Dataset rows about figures

— START —

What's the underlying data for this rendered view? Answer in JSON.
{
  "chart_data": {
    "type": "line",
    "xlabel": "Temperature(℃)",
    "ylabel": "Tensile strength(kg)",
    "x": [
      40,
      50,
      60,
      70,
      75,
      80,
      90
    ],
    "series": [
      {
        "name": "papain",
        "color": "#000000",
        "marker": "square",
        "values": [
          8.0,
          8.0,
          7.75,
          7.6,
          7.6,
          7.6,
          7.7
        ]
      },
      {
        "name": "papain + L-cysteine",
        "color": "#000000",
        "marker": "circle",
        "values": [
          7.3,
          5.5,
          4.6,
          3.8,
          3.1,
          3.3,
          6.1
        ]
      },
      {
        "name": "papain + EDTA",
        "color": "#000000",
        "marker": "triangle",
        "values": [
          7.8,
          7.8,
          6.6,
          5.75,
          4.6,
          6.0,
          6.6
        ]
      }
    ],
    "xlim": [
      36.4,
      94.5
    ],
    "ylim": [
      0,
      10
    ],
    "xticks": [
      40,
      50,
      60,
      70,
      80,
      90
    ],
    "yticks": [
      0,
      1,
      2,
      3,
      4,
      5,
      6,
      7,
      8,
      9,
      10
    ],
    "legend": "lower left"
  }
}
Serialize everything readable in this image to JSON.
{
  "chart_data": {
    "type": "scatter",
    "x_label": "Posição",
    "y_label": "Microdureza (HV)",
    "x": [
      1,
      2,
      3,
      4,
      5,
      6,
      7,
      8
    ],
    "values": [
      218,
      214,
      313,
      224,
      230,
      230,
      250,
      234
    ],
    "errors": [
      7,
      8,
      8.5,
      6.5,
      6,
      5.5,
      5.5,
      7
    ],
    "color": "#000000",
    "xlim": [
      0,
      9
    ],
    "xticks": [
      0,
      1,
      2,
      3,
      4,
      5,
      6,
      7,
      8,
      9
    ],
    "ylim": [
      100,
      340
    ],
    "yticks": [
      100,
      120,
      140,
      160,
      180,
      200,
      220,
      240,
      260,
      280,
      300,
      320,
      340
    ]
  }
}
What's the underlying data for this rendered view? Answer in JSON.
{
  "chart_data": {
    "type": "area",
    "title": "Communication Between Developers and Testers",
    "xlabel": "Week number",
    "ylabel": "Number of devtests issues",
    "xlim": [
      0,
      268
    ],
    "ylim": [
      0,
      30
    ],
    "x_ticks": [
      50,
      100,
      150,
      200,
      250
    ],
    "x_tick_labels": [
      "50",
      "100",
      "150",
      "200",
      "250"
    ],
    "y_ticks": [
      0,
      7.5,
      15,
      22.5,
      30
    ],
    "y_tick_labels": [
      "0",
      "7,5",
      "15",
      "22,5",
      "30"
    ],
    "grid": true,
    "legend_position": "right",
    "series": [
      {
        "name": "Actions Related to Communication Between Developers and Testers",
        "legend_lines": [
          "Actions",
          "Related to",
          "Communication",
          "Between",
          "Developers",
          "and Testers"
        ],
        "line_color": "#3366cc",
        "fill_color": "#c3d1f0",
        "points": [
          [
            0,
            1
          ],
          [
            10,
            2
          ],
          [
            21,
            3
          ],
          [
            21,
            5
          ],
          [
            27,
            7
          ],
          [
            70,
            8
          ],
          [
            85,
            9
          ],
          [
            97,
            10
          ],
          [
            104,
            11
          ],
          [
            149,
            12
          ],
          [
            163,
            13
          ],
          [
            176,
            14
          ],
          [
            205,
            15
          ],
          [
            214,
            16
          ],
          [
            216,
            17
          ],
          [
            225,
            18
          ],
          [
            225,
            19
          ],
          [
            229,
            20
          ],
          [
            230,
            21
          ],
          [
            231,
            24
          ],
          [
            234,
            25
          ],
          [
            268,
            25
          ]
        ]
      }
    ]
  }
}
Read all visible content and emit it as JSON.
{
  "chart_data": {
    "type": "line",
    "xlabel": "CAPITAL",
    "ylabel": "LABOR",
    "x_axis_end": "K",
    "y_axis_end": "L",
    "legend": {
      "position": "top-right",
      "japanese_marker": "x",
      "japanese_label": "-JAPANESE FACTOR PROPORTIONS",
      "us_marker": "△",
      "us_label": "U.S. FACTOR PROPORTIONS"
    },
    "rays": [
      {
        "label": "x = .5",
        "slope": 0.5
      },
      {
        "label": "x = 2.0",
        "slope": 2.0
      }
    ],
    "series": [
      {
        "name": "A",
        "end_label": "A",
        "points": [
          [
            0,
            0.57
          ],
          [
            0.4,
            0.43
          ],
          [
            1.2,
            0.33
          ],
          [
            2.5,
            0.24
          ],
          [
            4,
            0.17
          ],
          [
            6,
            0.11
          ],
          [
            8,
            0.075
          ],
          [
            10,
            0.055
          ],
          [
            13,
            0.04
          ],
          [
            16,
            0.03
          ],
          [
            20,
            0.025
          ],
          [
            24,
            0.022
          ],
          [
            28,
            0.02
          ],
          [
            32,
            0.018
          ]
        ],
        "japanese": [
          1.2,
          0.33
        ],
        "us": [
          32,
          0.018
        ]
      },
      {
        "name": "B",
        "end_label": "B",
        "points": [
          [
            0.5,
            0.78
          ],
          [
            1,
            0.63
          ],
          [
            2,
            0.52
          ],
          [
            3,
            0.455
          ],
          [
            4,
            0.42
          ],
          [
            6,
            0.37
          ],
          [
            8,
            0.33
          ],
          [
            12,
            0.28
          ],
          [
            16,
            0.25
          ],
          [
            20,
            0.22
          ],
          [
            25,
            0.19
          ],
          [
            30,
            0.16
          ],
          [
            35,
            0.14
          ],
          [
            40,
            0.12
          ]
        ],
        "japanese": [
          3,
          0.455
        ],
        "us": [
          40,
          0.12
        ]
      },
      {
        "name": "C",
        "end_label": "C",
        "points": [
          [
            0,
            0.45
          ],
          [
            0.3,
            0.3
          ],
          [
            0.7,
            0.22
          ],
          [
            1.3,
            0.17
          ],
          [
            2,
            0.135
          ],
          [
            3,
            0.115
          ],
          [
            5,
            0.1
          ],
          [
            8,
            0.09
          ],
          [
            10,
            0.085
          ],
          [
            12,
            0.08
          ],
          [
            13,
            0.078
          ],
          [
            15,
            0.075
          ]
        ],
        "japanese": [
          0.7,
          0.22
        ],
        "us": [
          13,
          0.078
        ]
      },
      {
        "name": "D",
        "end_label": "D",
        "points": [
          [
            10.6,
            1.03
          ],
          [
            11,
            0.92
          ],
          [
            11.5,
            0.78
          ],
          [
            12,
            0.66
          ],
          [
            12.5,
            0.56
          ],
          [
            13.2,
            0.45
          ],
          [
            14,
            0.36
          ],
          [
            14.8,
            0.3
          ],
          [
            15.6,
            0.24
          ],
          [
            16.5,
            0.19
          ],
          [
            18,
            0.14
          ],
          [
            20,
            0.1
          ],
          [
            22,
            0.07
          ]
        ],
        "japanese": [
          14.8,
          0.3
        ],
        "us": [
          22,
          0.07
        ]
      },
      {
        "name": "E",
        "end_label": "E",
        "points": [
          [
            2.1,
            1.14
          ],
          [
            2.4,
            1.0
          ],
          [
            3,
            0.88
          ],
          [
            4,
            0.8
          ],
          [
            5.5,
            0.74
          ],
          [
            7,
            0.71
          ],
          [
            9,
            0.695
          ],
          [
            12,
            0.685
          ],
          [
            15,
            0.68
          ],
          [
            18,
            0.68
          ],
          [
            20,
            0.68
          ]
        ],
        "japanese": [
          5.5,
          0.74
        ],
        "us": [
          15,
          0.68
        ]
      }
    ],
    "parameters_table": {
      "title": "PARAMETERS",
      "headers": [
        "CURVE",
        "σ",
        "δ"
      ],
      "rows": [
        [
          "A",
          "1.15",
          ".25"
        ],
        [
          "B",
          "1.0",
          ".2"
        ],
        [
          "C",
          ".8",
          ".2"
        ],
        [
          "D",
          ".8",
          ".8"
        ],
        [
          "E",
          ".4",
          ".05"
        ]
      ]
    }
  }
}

— END —

> _Objective_
Each line that has the word "name" should be copied.

> _Full output_
        "name": "papain",
        "name": "papain + L-cysteine",
        "name": "papain + EDTA",
        "name": "Actions Related to Communication Between Developers and Testers",
        "name": "A",
        "name": "B",
        "name": "C",
        "name": "D",
        "name": "E",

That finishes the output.